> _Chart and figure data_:
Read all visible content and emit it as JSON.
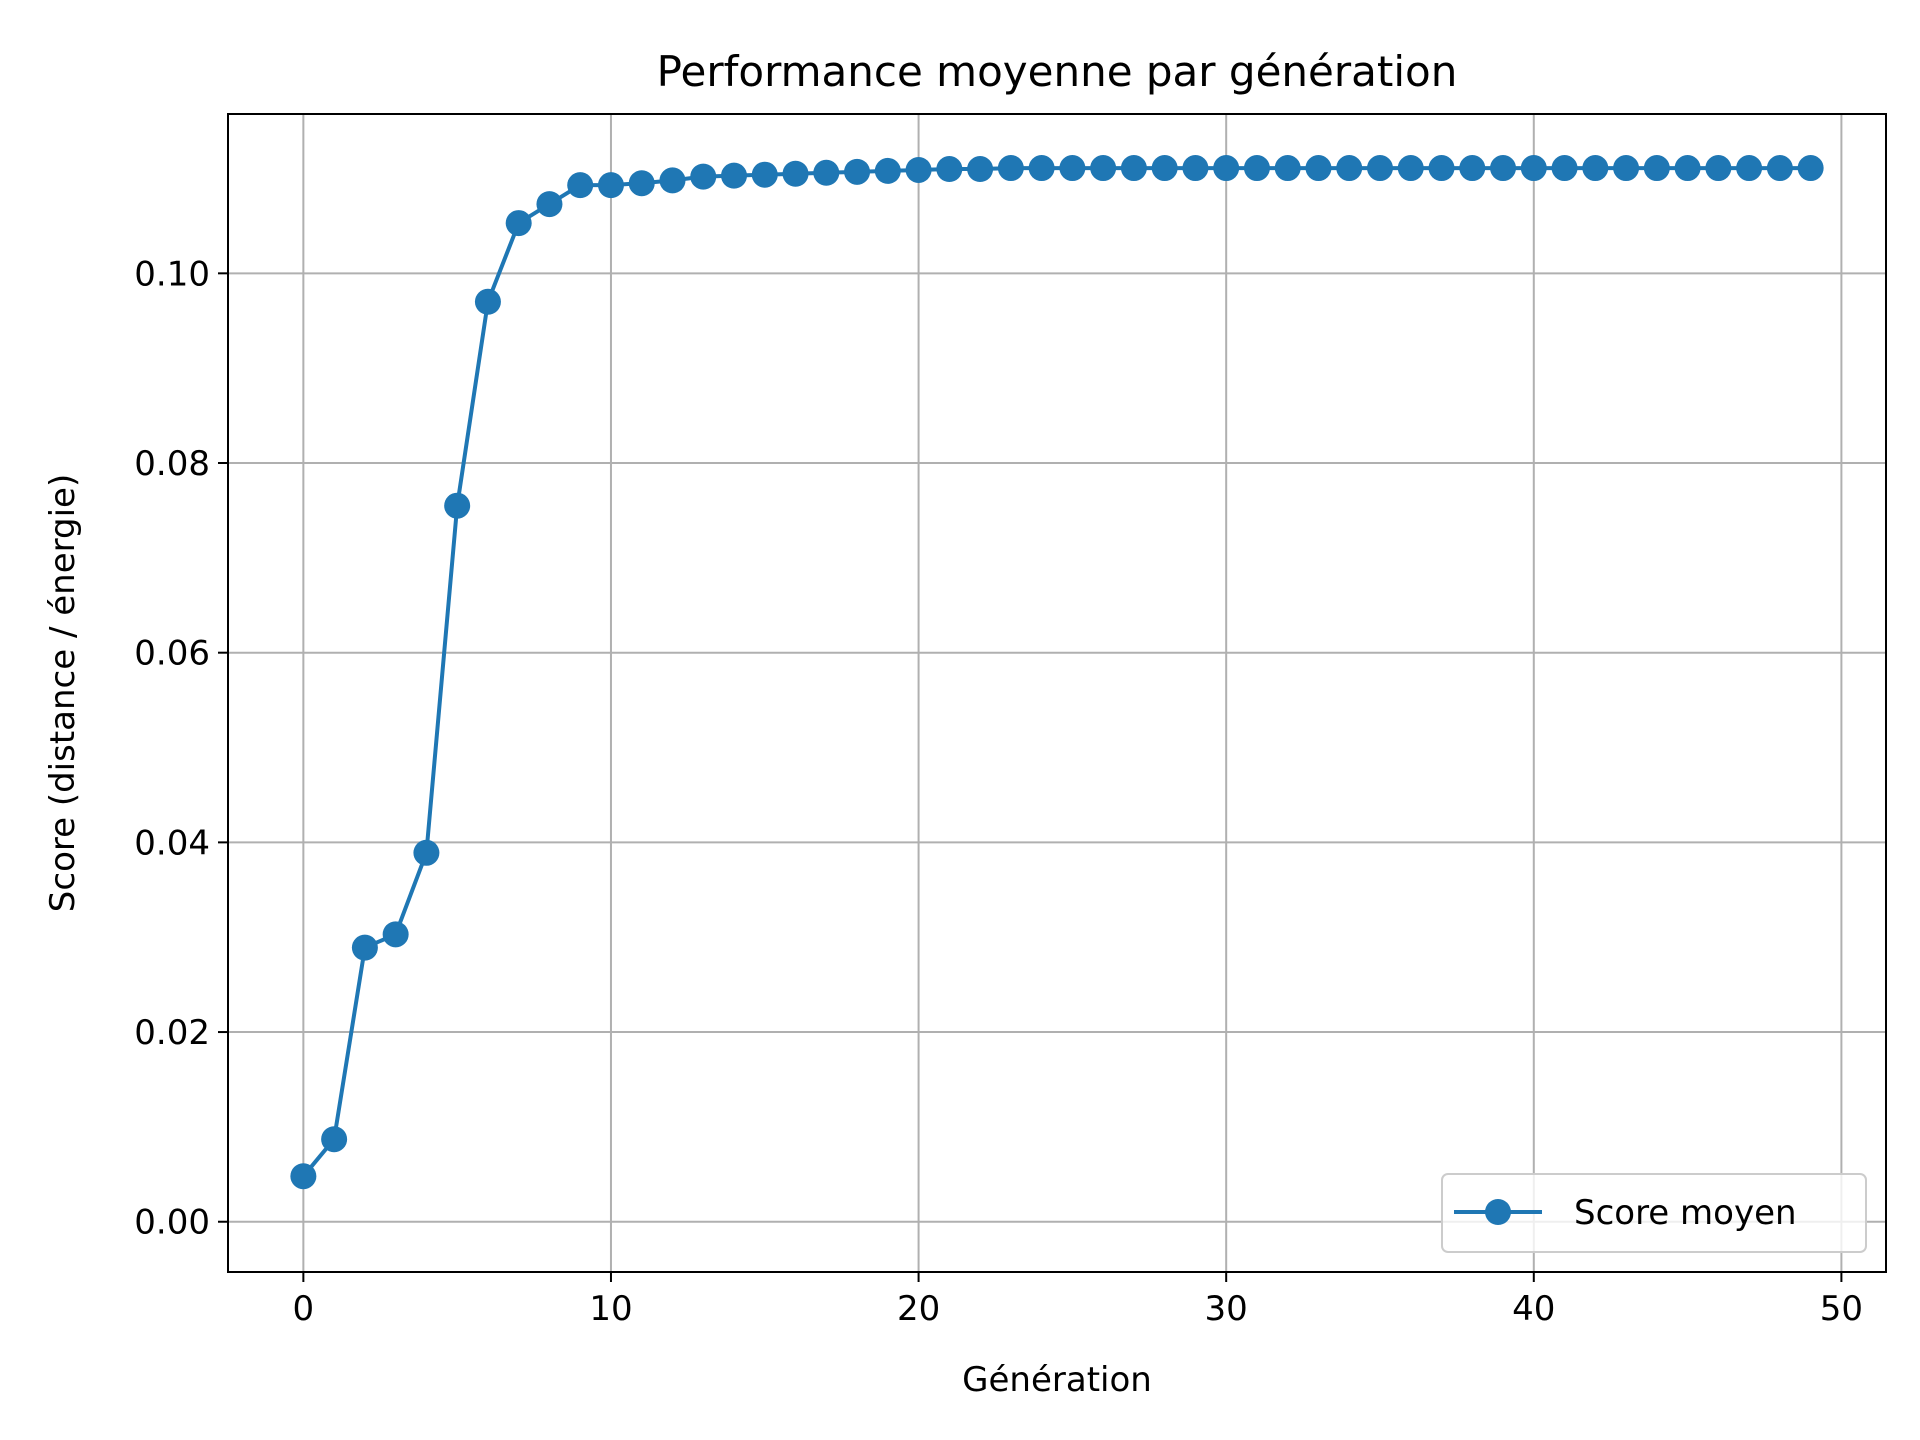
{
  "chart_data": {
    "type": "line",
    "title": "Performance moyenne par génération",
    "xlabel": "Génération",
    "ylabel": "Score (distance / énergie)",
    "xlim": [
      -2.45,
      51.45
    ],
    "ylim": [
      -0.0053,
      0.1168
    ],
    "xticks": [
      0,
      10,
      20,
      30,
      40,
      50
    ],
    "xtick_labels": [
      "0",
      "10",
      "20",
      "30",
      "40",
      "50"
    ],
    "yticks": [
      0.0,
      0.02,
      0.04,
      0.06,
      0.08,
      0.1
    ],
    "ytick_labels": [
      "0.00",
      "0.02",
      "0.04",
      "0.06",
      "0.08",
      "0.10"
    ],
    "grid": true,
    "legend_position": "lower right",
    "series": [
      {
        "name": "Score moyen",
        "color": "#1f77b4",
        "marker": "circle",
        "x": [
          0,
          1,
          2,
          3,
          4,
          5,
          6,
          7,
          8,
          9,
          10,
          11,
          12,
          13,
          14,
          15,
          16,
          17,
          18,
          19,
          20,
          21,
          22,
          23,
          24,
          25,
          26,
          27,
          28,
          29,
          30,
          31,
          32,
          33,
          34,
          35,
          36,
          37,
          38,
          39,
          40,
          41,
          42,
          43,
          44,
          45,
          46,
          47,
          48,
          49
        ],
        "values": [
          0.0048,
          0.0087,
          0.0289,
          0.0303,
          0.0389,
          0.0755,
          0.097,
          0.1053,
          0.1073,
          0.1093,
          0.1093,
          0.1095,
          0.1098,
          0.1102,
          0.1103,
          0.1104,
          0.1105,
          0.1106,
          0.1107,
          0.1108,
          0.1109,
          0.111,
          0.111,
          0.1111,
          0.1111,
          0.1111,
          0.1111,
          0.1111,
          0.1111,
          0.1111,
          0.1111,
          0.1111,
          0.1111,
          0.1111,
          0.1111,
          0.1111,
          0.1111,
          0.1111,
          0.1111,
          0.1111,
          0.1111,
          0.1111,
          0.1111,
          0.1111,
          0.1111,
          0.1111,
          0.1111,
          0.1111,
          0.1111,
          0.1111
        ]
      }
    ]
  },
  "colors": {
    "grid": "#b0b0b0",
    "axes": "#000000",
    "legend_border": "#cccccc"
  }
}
--
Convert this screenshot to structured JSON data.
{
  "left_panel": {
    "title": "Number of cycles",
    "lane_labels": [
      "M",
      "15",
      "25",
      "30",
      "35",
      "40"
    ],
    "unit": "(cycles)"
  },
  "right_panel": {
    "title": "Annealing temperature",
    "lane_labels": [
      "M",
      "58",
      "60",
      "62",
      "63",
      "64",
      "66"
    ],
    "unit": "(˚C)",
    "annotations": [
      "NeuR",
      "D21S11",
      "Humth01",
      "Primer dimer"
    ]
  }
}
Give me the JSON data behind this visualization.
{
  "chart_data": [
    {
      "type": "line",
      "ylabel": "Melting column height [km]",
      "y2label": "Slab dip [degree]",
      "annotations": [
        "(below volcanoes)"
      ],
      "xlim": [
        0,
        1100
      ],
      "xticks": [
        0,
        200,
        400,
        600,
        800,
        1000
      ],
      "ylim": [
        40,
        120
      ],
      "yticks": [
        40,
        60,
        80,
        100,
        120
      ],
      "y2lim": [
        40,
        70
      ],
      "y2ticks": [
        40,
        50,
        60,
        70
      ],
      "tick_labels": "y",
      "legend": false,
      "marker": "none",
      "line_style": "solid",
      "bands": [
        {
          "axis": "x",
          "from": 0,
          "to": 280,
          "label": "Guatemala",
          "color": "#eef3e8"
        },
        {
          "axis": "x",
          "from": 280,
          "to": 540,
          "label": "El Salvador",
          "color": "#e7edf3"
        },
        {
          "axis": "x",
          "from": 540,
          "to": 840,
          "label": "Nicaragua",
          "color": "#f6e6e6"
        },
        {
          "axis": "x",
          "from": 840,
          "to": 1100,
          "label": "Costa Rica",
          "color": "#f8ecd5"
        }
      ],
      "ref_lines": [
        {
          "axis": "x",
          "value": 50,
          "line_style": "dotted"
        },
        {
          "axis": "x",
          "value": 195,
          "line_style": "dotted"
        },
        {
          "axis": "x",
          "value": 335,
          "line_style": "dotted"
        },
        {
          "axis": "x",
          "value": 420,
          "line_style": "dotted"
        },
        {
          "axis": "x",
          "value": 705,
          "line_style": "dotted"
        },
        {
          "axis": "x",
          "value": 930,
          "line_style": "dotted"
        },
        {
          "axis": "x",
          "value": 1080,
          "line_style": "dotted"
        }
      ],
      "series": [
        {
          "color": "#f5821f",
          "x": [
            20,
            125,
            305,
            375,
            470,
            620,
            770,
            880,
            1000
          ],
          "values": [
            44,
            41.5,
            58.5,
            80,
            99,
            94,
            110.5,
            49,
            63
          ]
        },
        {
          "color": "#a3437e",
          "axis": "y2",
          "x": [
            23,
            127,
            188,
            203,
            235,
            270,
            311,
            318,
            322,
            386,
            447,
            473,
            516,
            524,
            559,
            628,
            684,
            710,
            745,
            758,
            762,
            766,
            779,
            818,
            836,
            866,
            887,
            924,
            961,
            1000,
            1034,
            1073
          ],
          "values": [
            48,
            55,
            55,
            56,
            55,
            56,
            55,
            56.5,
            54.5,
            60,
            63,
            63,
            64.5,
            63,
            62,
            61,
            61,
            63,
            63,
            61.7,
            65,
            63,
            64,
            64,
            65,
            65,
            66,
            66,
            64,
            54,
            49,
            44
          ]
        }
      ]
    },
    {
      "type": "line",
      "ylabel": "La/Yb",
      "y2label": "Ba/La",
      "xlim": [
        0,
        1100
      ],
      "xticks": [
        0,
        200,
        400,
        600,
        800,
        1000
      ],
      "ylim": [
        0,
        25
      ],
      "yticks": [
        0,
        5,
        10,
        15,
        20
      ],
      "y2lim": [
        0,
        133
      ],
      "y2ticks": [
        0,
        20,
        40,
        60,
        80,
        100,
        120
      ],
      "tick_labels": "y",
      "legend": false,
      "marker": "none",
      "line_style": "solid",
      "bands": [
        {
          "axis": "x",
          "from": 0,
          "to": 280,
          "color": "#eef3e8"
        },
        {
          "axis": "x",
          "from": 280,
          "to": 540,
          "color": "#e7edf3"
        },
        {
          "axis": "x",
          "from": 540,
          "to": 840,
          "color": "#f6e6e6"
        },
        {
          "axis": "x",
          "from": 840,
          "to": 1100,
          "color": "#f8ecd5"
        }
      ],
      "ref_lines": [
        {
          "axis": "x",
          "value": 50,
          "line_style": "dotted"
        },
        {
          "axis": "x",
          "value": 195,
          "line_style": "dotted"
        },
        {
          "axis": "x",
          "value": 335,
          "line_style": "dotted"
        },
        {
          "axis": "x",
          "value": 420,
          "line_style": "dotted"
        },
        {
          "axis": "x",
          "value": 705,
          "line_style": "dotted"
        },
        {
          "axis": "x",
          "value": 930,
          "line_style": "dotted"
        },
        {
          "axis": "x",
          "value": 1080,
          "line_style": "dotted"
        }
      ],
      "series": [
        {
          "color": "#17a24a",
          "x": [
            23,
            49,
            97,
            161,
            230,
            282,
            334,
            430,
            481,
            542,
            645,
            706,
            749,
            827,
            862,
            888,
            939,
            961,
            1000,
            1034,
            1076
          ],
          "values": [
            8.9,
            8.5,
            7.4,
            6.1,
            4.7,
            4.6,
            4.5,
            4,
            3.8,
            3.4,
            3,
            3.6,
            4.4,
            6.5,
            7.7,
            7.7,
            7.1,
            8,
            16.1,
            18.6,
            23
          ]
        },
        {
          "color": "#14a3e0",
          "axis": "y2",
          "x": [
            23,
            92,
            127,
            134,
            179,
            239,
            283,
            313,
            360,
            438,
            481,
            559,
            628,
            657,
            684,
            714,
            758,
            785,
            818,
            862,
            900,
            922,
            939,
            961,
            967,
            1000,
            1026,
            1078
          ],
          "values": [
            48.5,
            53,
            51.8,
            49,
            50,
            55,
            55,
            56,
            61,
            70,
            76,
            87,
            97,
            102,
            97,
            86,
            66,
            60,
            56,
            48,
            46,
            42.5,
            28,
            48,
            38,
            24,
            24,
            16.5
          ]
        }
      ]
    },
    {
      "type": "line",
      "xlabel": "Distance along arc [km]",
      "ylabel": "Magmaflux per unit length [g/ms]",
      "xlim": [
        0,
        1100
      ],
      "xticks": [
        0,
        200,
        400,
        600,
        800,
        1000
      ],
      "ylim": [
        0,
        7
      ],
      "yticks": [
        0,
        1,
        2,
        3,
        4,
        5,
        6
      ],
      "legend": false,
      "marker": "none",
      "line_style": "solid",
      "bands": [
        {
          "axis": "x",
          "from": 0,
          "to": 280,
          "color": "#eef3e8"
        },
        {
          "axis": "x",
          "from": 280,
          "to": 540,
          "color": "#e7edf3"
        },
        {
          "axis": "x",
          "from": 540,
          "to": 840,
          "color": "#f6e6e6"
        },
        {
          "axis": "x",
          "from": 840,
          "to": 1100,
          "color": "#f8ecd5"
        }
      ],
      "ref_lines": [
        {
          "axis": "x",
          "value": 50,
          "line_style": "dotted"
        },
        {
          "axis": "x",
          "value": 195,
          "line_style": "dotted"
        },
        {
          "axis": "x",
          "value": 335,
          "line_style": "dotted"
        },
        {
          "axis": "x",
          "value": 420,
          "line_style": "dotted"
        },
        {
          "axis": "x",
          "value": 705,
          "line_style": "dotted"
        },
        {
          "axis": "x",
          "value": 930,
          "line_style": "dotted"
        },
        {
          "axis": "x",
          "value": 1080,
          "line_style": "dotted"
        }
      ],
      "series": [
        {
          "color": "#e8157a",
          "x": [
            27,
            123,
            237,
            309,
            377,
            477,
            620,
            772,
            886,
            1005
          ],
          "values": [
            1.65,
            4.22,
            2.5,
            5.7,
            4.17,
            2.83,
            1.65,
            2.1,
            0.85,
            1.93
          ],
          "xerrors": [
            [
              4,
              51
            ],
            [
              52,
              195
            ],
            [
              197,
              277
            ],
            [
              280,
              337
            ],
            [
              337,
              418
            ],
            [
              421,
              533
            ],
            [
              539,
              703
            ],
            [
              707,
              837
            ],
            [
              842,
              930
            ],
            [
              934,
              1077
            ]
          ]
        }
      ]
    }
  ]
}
* * *
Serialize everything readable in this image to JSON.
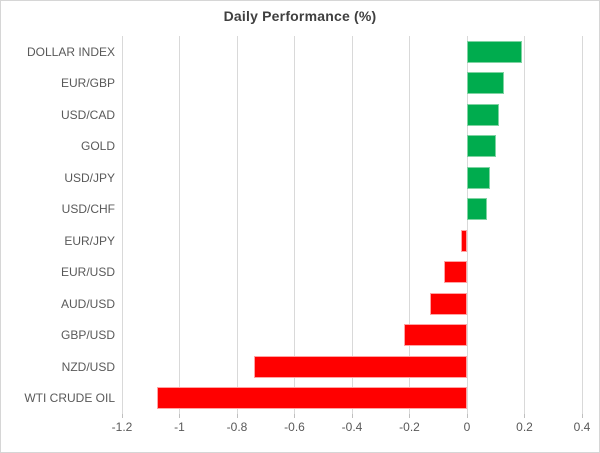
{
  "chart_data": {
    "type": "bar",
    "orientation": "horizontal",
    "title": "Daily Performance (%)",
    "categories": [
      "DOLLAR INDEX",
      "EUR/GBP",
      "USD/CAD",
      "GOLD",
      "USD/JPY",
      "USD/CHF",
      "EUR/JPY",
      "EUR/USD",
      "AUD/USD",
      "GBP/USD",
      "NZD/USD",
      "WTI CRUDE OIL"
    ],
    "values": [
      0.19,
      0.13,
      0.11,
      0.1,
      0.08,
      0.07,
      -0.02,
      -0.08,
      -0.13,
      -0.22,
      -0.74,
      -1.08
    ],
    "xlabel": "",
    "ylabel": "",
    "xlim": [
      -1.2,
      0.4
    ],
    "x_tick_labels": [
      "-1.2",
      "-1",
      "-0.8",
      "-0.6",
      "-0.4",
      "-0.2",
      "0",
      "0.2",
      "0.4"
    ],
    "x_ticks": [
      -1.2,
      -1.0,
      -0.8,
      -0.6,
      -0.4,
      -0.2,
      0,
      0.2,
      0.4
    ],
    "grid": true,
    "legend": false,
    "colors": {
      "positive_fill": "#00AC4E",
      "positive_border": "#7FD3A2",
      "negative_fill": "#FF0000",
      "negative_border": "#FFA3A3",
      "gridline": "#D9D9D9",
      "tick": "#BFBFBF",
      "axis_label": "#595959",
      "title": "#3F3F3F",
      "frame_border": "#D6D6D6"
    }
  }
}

> _Requirement_: Report the number of lines containing the string "JSON" and add nothing to it.

> _Exercise result_: 4